● **WHAT IS NEEDED**: Reproduce all the material exactly, minus any pictures it holds.
####################
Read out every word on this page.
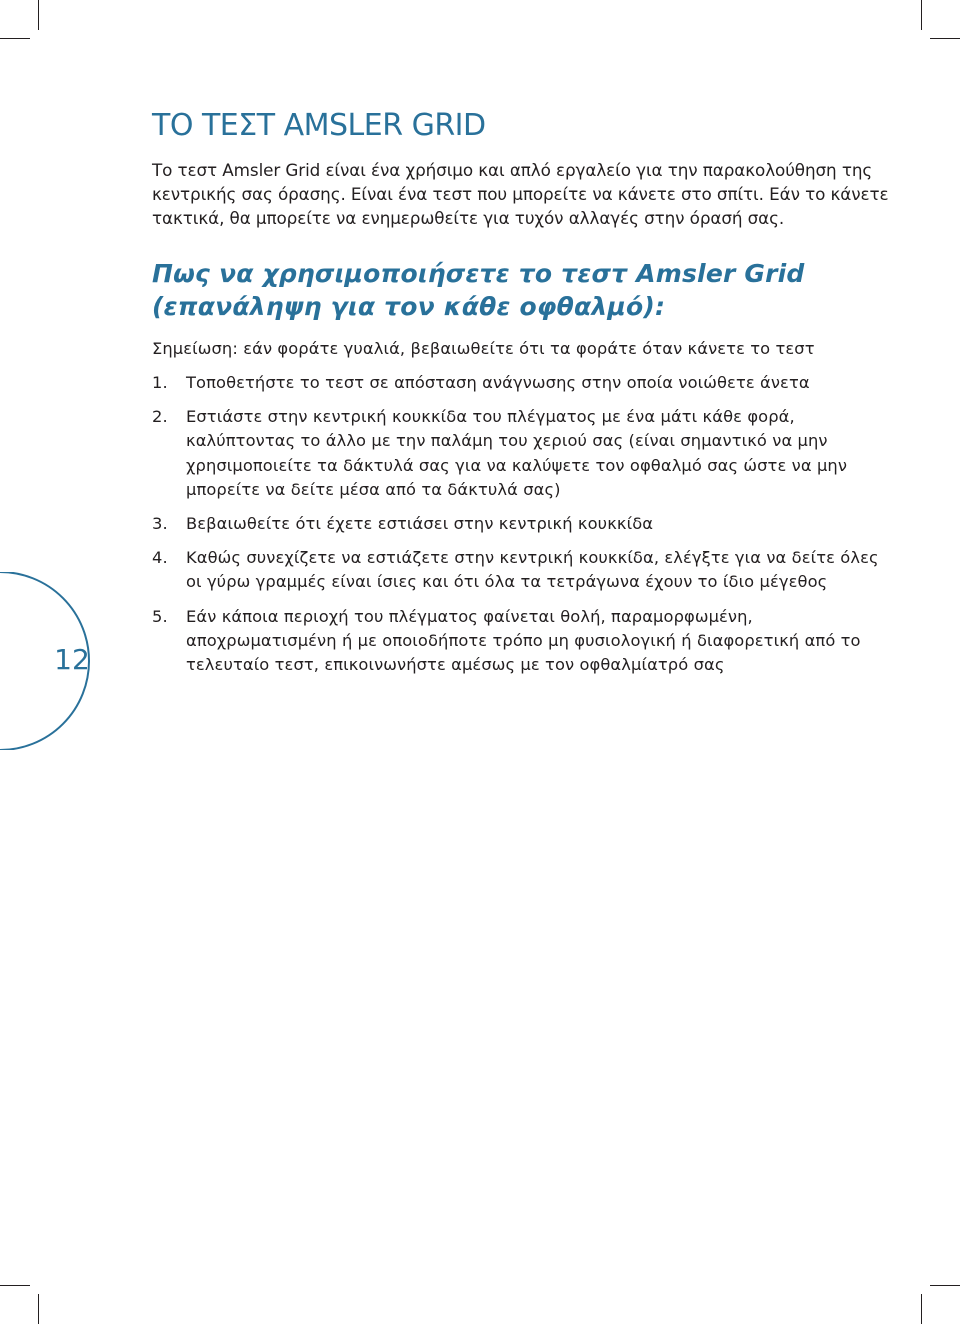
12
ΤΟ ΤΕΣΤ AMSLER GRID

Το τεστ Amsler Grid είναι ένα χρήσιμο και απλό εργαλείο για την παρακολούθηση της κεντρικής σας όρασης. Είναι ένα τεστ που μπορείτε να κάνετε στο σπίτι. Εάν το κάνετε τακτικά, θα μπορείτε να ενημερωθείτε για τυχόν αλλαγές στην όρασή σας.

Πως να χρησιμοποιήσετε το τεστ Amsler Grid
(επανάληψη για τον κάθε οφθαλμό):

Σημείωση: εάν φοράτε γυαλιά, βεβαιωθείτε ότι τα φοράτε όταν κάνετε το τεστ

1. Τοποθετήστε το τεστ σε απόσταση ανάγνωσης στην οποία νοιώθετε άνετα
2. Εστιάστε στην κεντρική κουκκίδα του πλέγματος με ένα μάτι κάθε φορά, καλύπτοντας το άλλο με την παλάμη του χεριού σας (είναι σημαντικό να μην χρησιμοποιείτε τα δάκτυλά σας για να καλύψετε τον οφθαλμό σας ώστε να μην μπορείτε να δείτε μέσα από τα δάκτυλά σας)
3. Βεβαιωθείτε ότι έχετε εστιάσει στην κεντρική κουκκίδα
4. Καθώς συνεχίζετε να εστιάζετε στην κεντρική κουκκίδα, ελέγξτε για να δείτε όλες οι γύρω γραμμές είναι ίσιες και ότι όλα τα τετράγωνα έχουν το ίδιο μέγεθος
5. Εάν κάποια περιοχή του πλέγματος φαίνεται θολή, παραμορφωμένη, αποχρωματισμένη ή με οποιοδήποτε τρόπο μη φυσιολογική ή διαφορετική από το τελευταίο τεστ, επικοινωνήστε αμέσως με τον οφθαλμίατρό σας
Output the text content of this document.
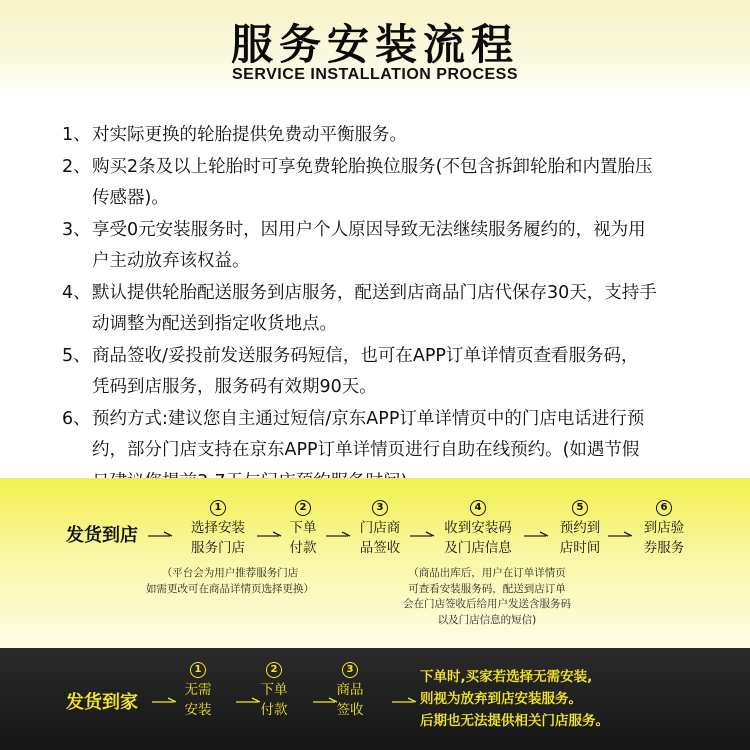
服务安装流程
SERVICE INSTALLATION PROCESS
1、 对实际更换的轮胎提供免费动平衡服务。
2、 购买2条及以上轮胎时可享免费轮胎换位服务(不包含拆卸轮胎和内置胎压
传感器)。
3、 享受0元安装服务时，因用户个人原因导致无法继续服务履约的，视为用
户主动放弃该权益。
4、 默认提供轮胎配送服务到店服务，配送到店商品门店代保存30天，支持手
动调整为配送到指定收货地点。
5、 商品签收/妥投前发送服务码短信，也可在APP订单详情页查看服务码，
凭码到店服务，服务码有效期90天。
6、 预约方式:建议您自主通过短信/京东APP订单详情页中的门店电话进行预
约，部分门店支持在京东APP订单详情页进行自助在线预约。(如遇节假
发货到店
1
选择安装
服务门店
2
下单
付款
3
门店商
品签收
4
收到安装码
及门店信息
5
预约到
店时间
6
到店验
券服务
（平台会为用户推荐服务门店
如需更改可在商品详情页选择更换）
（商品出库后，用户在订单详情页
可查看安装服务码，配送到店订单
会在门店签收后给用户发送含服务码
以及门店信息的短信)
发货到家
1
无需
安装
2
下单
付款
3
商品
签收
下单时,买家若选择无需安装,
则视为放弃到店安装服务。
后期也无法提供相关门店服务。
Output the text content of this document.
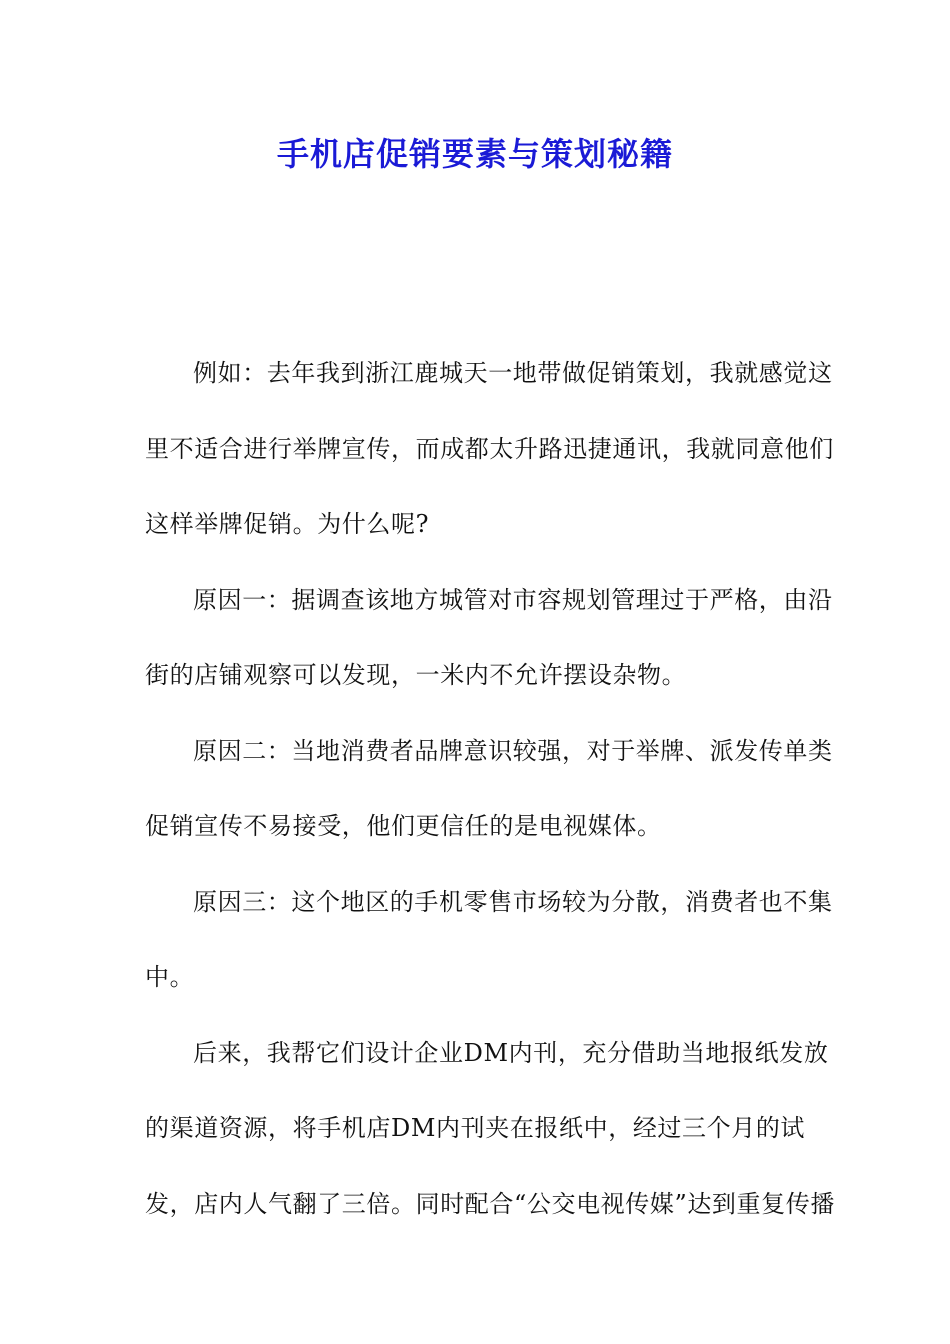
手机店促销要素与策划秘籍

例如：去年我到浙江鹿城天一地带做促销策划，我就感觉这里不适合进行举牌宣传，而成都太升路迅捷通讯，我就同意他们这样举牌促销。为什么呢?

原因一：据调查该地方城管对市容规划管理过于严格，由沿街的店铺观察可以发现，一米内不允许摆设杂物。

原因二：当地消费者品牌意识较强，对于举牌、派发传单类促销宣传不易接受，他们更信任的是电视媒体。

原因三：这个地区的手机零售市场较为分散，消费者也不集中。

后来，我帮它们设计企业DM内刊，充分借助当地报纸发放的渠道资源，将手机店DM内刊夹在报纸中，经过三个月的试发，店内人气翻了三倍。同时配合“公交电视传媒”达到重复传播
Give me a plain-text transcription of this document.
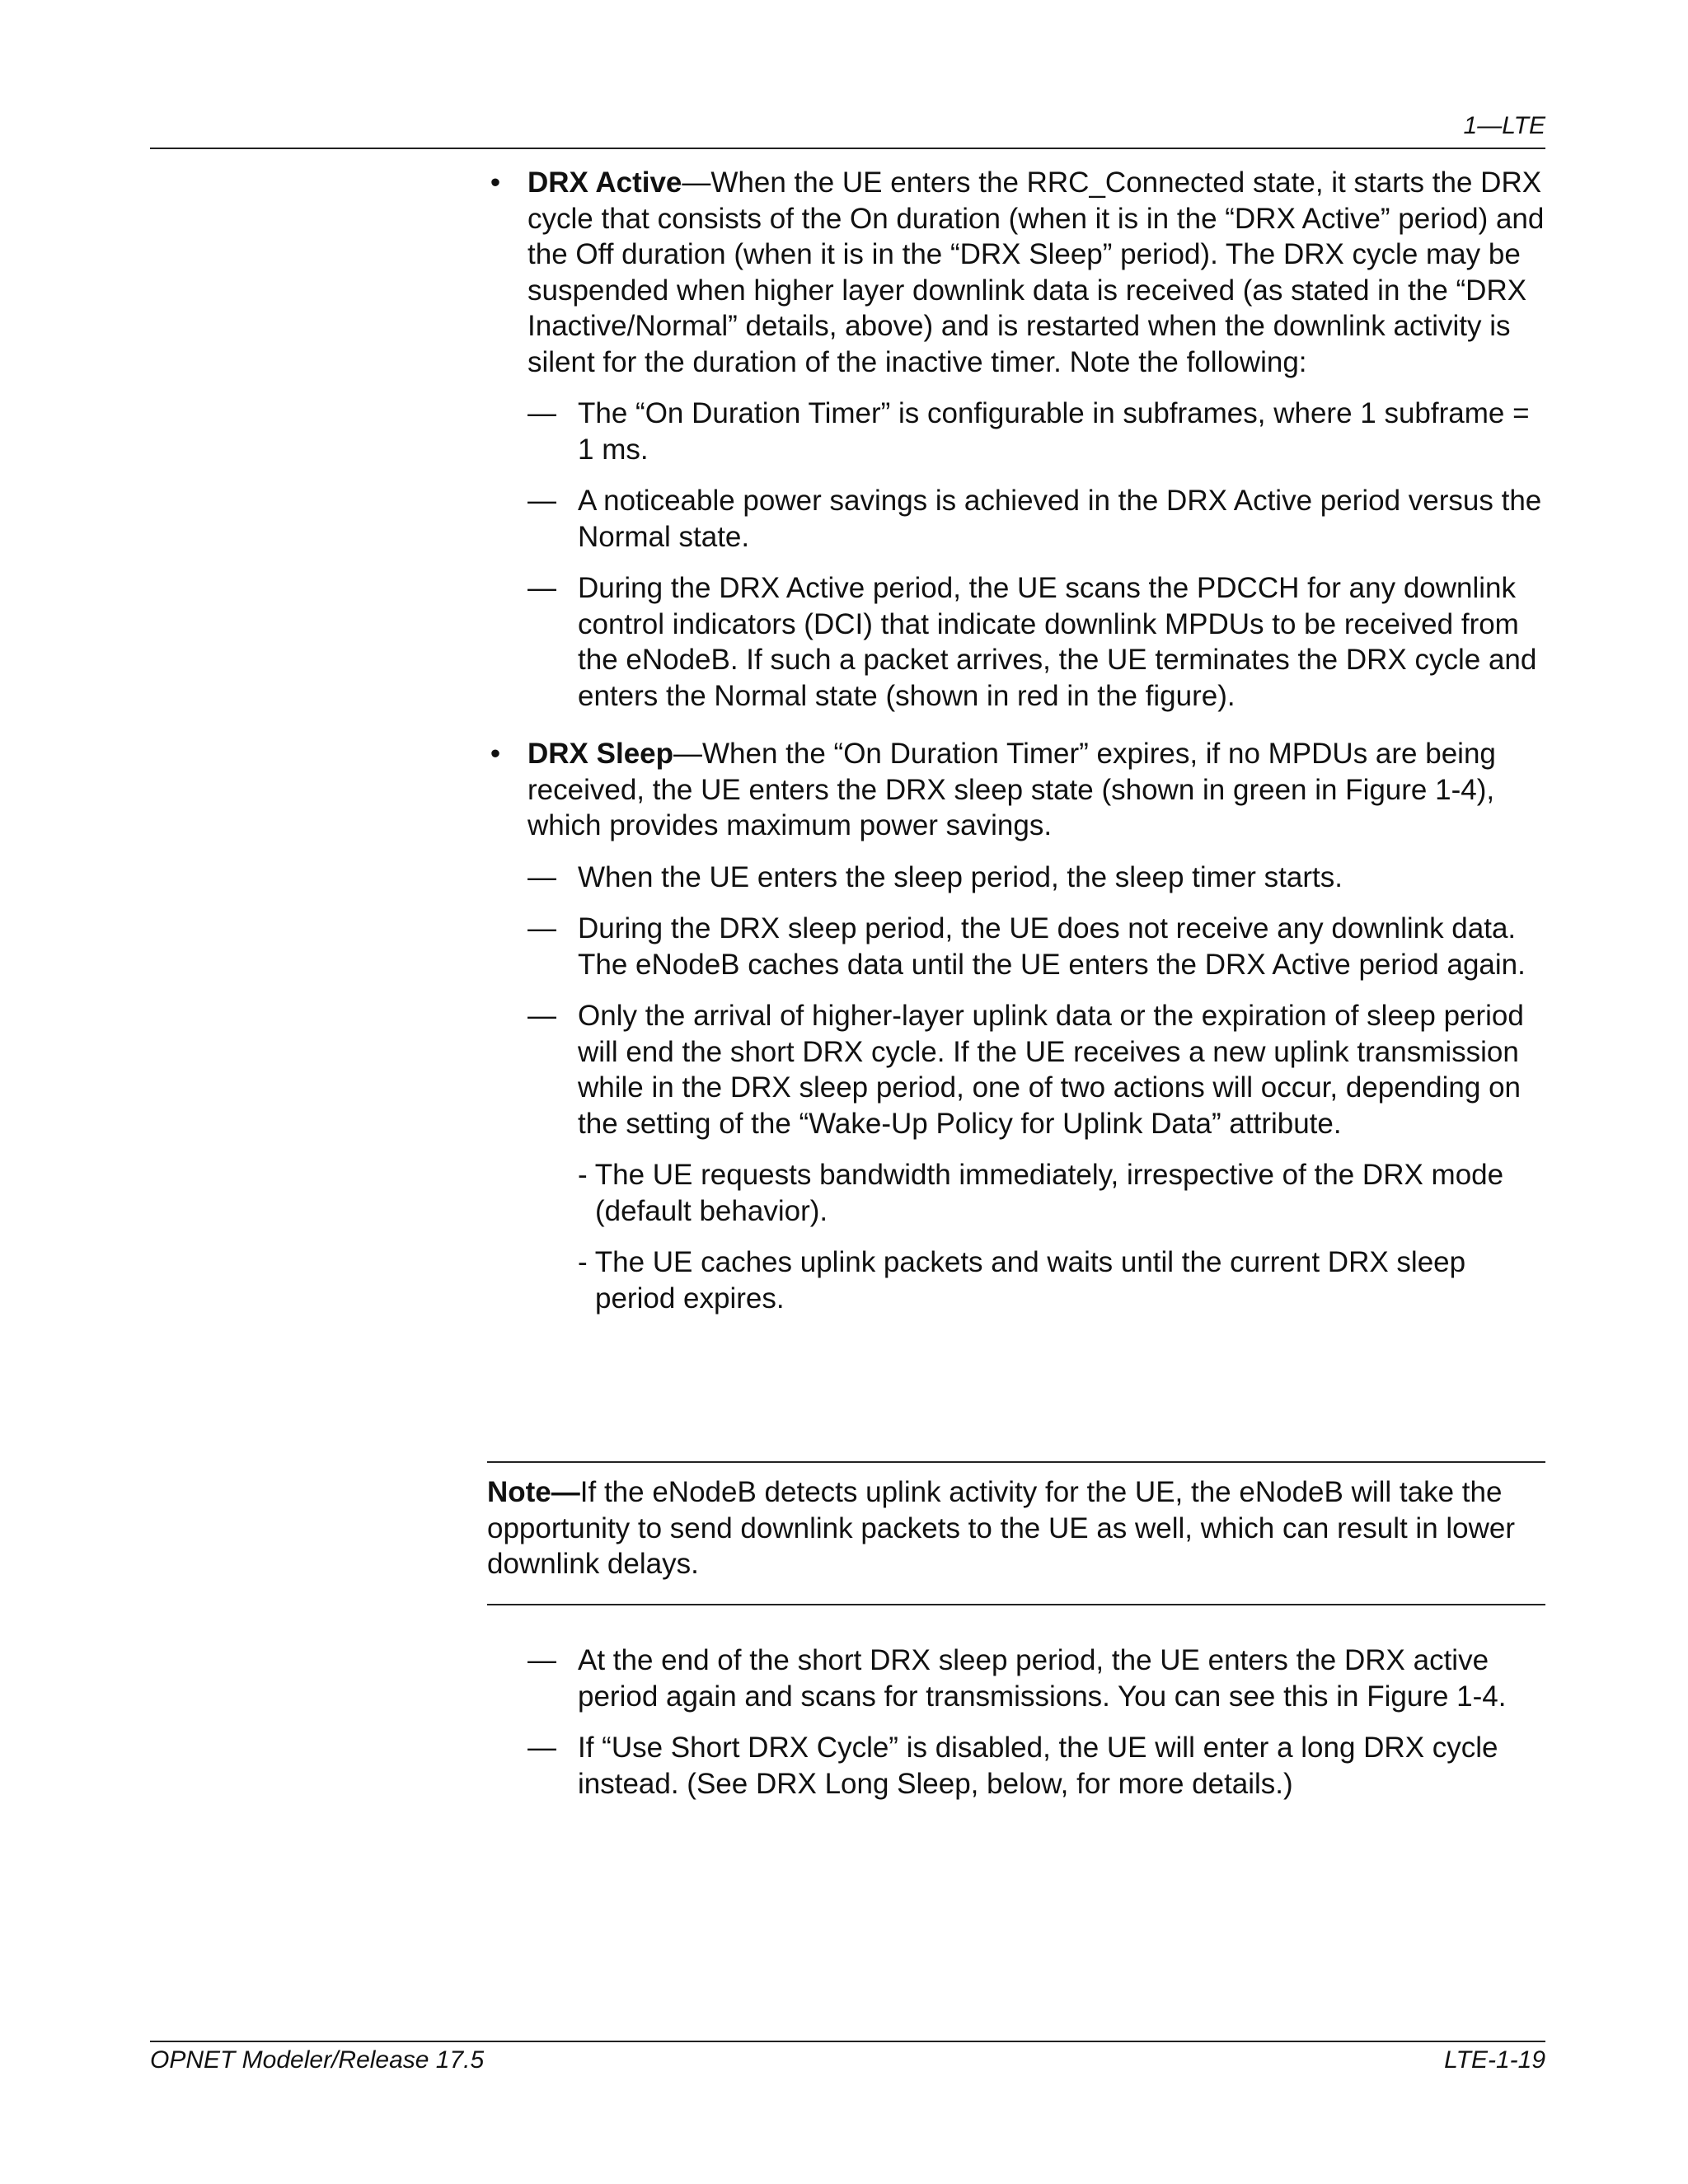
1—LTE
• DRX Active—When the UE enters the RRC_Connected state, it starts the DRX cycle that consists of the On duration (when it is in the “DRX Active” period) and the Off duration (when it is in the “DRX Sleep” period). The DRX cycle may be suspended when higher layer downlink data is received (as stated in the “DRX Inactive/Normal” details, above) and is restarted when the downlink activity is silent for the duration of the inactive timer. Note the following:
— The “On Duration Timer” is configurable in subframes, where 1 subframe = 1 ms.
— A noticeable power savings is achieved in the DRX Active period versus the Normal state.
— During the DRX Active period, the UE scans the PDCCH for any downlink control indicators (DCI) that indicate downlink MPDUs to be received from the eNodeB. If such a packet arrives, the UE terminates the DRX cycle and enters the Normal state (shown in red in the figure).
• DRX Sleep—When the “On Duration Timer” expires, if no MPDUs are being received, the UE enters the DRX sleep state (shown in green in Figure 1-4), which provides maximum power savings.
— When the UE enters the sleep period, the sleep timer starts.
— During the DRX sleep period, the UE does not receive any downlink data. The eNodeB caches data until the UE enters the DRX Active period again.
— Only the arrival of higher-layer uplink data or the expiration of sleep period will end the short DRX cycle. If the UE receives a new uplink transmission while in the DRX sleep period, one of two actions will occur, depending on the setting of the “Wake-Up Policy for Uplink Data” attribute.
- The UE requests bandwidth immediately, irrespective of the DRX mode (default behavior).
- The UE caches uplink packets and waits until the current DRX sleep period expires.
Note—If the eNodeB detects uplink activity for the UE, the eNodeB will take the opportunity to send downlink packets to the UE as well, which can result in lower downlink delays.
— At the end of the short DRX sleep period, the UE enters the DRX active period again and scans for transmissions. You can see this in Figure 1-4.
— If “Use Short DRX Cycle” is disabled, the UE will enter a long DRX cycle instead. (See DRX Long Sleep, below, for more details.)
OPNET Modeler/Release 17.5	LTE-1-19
####################
● **RESPONSE BELOW**:
Read out every word on this page.
12
ΤΟ ΤΕΣΤ AMSLER GRID

Το τεστ Amsler Grid είναι ένα χρήσιμο και απλό εργαλείο για την παρακολούθηση της κεντρικής σας όρασης. Είναι ένα τεστ που μπορείτε να κάνετε στο σπίτι. Εάν το κάνετε τακτικά, θα μπορείτε να ενημερωθείτε για τυχόν αλλαγές στην όρασή σας.

Πως να χρησιμοποιήσετε το τεστ Amsler Grid
(επανάληψη για τον κάθε οφθαλμό):

Σημείωση: εάν φοράτε γυαλιά, βεβαιωθείτε ότι τα φοράτε όταν κάνετε το τεστ

1. Τοποθετήστε το τεστ σε απόσταση ανάγνωσης στην οποία νοιώθετε άνετα
2. Εστιάστε στην κεντρική κουκκίδα του πλέγματος με ένα μάτι κάθε φορά, καλύπτοντας το άλλο με την παλάμη του χεριού σας (είναι σημαντικό να μην χρησιμοποιείτε τα δάκτυλά σας για να καλύψετε τον οφθαλμό σας ώστε να μην μπορείτε να δείτε μέσα από τα δάκτυλά σας)
3. Βεβαιωθείτε ότι έχετε εστιάσει στην κεντρική κουκκίδα
4. Καθώς συνεχίζετε να εστιάζετε στην κεντρική κουκκίδα, ελέγξτε για να δείτε όλες οι γύρω γραμμές είναι ίσιες και ότι όλα τα τετράγωνα έχουν το ίδιο μέγεθος
5. Εάν κάποια περιοχή του πλέγματος φαίνεται θολή, παραμορφωμένη, αποχρωματισμένη ή με οποιοδήποτε τρόπο μη φυσιολογική ή διαφορετική από το τελευταίο τεστ, επικοινωνήστε αμέσως με τον οφθαλμίατρό σας
Output the text content of this document.
服务安装流程
SERVICE INSTALLATION PROCESS
1、 对实际更换的轮胎提供免费动平衡服务。
2、 购买2条及以上轮胎时可享免费轮胎换位服务(不包含拆卸轮胎和内置胎压
传感器)。
3、 享受0元安装服务时，因用户个人原因导致无法继续服务履约的，视为用
户主动放弃该权益。
4、 默认提供轮胎配送服务到店服务，配送到店商品门店代保存30天，支持手
动调整为配送到指定收货地点。
5、 商品签收/妥投前发送服务码短信，也可在APP订单详情页查看服务码，
凭码到店服务，服务码有效期90天。
6、 预约方式:建议您自主通过短信/京东APP订单详情页中的门店电话进行预
约，部分门店支持在京东APP订单详情页进行自助在线预约。(如遇节假
发货到店
1
选择安装
服务门店
2
下单
付款
3
门店商
品签收
4
收到安装码
及门店信息
5
预约到
店时间
6
到店验
券服务
（平台会为用户推荐服务门店
如需更改可在商品详情页选择更换）
（商品出库后，用户在订单详情页
可查看安装服务码，配送到店订单
会在门店签收后给用户发送含服务码
以及门店信息的短信)
发货到家
1
无需
安装
2
下单
付款
3
商品
签收
下单时,买家若选择无需安装,
则视为放弃到店安装服务。
后期也无法提供相关门店服务。
Output the text content of this document.
手机店促销要素与策划秘籍

例如：去年我到浙江鹿城天一地带做促销策划，我就感觉这里不适合进行举牌宣传，而成都太升路迅捷通讯，我就同意他们这样举牌促销。为什么呢?

原因一：据调查该地方城管对市容规划管理过于严格，由沿街的店铺观察可以发现，一米内不允许摆设杂物。

原因二：当地消费者品牌意识较强，对于举牌、派发传单类促销宣传不易接受，他们更信任的是电视媒体。

原因三：这个地区的手机零售市场较为分散，消费者也不集中。

后来，我帮它们设计企业DM内刊，充分借助当地报纸发放的渠道资源，将手机店DM内刊夹在报纸中，经过三个月的试发，店内人气翻了三倍。同时配合“公交电视传媒”达到重复传播
Give me a plain-text transcription of this document.
1—LTE
• DRX Active—When the UE enters the RRC_Connected state, it starts the DRX cycle that consists of the On duration (when it is in the “DRX Active” period) and the Off duration (when it is in the “DRX Sleep” period). The DRX cycle may be suspended when higher layer downlink data is received (as stated in the “DRX Inactive/Normal” details, above) and is restarted when the downlink activity is silent for the duration of the inactive timer. Note the following:
— The “On Duration Timer” is configurable in subframes, where 1 subframe = 1 ms.
— A noticeable power savings is achieved in the DRX Active period versus the Normal state.
— During the DRX Active period, the UE scans the PDCCH for any downlink control indicators (DCI) that indicate downlink MPDUs to be received from the eNodeB. If such a packet arrives, the UE terminates the DRX cycle and enters the Normal state (shown in red in the figure).
• DRX Sleep—When the “On Duration Timer” expires, if no MPDUs are being received, the UE enters the DRX sleep state (shown in green in Figure 1-4), which provides maximum power savings.
— When the UE enters the sleep period, the sleep timer starts.
— During the DRX sleep period, the UE does not receive any downlink data. The eNodeB caches data until the UE enters the DRX Active period again.
— Only the arrival of higher-layer uplink data or the expiration of sleep period will end the short DRX cycle. If the UE receives a new uplink transmission while in the DRX sleep period, one of two actions will occur, depending on the setting of the “Wake-Up Policy for Uplink Data” attribute.
- The UE requests bandwidth immediately, irrespective of the DRX mode (default behavior).
- The UE caches uplink packets and waits until the current DRX sleep period expires.
Note—If the eNodeB detects uplink activity for the UE, the eNodeB will take the opportunity to send downlink packets to the UE as well, which can result in lower downlink delays.
— At the end of the short DRX sleep period, the UE enters the DRX active period again and scans for transmissions. You can see this in Figure 1-4.
— If “Use Short DRX Cycle” is disabled, the UE will enter a long DRX cycle instead. (See DRX Long Sleep, below, for more details.)
OPNET Modeler/Release 17.5	LTE-1-19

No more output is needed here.